■ Aim of the task:
Find every line of the listing below where "черешню" appears, and copy it.

****

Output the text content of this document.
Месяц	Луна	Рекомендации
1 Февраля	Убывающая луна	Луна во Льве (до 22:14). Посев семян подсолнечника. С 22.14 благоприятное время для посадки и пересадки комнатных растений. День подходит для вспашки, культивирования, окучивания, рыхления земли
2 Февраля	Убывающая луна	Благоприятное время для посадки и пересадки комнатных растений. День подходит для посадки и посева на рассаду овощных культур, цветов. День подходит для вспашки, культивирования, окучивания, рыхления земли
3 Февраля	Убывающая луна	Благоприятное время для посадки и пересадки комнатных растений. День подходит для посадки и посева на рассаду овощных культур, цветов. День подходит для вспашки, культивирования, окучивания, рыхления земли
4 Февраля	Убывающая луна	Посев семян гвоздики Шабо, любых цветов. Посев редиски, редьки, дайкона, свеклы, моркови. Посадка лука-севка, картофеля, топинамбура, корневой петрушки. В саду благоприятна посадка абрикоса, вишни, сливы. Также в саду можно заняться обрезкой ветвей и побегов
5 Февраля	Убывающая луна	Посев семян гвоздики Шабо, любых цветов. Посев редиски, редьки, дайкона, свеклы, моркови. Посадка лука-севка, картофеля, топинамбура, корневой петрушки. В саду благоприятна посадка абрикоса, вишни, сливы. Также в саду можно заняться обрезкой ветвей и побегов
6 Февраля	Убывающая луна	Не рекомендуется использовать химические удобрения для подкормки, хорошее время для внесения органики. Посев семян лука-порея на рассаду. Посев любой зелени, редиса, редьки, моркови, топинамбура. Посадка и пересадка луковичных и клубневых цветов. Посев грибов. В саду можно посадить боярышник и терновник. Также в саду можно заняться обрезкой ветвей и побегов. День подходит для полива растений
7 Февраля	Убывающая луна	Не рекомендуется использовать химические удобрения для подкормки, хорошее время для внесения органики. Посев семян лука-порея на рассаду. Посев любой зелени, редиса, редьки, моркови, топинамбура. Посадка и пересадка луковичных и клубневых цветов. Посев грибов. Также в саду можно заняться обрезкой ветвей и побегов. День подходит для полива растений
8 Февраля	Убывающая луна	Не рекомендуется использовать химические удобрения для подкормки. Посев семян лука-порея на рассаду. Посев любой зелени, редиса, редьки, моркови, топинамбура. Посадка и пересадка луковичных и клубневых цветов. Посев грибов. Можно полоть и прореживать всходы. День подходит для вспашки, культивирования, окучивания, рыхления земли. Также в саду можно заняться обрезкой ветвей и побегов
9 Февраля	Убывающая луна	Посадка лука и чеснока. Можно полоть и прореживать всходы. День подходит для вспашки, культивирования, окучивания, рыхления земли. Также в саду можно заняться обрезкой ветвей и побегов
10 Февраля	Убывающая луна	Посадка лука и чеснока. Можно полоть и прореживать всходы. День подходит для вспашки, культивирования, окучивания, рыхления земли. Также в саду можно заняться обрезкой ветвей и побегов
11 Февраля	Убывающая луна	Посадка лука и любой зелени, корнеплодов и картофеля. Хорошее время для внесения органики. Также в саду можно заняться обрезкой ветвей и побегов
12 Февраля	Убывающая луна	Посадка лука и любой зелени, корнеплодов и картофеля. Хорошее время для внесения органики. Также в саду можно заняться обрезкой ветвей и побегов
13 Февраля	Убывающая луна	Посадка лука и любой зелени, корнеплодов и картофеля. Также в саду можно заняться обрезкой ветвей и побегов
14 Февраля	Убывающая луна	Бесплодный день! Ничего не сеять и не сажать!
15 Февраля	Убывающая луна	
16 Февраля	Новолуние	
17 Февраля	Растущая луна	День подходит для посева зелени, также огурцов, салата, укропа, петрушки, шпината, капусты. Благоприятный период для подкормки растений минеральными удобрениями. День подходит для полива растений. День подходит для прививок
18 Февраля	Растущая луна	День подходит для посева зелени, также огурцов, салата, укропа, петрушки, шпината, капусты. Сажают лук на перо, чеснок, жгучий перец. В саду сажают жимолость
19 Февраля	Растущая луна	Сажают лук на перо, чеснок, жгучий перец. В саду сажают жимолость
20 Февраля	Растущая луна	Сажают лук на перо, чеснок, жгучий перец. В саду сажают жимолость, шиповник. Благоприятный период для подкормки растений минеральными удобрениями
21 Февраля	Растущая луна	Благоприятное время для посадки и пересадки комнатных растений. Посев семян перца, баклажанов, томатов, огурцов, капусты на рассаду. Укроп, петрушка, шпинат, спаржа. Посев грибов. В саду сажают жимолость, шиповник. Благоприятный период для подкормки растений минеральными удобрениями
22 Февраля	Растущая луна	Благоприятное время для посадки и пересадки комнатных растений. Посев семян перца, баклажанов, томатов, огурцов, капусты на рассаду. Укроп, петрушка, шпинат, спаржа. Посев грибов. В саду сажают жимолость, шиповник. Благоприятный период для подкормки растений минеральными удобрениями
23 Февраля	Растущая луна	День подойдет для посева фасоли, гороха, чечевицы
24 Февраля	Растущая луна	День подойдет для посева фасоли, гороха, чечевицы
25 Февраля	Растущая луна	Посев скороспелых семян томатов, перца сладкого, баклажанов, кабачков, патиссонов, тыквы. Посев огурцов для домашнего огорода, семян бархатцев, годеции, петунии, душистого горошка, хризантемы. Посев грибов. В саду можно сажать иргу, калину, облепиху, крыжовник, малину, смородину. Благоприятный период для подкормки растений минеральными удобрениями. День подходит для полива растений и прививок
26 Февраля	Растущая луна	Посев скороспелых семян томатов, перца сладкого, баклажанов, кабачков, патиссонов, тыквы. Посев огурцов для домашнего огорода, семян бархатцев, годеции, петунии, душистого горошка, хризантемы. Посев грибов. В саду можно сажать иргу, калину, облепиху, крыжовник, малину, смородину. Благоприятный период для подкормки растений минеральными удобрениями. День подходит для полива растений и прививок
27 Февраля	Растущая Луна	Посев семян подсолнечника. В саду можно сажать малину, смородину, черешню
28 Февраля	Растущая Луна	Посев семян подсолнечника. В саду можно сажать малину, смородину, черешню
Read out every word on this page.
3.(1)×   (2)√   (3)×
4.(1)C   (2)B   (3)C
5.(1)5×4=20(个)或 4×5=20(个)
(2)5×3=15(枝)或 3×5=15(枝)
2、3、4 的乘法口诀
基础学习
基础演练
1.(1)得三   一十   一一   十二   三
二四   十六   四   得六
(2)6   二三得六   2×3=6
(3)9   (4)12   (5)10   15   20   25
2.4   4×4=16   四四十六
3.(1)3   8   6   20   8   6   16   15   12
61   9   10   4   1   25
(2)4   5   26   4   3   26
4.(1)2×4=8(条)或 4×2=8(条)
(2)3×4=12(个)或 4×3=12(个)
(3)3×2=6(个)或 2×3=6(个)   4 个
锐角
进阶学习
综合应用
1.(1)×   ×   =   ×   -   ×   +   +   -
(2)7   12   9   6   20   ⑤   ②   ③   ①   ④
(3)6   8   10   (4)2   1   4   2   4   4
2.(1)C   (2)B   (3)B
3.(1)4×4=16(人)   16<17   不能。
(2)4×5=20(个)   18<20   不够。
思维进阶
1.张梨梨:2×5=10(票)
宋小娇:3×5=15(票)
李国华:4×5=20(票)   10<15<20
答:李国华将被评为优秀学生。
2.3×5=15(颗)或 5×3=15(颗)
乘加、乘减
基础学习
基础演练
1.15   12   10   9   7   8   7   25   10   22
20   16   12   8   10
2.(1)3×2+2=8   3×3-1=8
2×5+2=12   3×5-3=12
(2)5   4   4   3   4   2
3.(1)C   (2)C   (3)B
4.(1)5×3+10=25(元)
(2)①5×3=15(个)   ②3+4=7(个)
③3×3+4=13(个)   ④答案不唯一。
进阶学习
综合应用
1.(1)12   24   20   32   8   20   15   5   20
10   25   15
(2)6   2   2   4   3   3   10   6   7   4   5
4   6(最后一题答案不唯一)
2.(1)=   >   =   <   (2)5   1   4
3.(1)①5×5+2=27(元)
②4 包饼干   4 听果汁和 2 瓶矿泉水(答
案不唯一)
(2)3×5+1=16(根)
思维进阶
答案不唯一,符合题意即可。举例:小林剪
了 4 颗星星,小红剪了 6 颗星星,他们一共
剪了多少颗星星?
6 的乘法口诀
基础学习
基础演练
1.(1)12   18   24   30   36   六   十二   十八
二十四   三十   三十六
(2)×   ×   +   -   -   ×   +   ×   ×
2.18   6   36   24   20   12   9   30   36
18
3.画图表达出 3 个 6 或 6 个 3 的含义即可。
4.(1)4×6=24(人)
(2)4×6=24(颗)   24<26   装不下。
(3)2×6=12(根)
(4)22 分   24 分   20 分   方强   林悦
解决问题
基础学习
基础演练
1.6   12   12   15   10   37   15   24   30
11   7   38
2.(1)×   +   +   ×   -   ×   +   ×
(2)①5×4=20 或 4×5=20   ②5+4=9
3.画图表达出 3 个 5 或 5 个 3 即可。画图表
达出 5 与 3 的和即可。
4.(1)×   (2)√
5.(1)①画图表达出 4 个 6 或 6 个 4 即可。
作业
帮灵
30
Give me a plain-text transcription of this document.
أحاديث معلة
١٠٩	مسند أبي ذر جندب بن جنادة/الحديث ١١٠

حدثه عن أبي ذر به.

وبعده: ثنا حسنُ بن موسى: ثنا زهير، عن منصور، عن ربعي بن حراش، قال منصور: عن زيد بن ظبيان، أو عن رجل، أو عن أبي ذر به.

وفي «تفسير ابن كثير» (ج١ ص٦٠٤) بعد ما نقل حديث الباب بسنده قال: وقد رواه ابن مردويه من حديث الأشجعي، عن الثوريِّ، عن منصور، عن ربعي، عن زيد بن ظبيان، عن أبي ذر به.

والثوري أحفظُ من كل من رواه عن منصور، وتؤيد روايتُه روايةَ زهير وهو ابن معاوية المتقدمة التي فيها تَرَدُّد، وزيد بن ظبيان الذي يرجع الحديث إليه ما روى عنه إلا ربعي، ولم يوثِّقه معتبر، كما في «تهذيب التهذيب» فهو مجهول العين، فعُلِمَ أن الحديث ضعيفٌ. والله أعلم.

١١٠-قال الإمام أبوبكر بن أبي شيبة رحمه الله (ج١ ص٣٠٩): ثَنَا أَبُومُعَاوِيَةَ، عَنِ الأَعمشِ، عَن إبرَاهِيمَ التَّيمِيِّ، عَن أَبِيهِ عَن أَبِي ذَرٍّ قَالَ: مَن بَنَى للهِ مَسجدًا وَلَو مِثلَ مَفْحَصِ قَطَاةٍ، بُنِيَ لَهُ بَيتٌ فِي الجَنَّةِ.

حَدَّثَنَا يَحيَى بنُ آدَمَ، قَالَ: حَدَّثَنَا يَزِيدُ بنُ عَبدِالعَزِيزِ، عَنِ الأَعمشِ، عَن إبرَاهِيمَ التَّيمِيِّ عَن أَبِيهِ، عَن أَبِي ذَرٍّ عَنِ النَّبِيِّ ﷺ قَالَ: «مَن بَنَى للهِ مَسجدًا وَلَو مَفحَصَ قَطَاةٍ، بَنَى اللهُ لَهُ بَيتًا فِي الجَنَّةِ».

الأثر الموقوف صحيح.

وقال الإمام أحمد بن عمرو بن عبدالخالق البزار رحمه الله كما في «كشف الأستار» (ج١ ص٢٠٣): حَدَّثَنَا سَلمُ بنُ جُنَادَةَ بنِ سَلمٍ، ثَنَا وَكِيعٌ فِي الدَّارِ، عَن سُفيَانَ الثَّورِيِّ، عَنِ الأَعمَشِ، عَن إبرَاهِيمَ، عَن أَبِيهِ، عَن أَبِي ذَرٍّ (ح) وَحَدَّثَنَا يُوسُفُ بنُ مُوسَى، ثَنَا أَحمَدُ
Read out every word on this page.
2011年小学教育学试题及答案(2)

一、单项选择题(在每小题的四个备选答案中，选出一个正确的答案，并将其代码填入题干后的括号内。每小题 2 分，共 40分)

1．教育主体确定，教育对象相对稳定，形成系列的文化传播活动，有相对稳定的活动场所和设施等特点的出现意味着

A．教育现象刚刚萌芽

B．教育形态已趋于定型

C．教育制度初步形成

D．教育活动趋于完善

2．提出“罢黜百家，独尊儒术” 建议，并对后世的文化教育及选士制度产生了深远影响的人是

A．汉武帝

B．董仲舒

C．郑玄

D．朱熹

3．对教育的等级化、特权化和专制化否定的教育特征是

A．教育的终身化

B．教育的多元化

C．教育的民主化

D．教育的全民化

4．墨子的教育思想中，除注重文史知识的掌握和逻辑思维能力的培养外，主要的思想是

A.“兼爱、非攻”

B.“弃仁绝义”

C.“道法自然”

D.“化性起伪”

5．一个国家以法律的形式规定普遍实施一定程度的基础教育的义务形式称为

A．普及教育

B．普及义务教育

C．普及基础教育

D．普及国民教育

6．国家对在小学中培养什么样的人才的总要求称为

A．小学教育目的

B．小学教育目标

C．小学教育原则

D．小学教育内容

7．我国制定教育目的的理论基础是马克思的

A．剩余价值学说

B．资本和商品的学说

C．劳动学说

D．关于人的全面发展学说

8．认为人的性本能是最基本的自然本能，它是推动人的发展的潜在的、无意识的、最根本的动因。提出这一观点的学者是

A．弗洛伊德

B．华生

****

■ Exercise answer:
27 Февраля	Растущая Луна	Посев семян подсолнечника. В саду можно сажать малину, смородину, черешню
28 Февраля	Растущая Луна	Посев семян подсолнечника. В саду можно сажать малину, смородину, черешню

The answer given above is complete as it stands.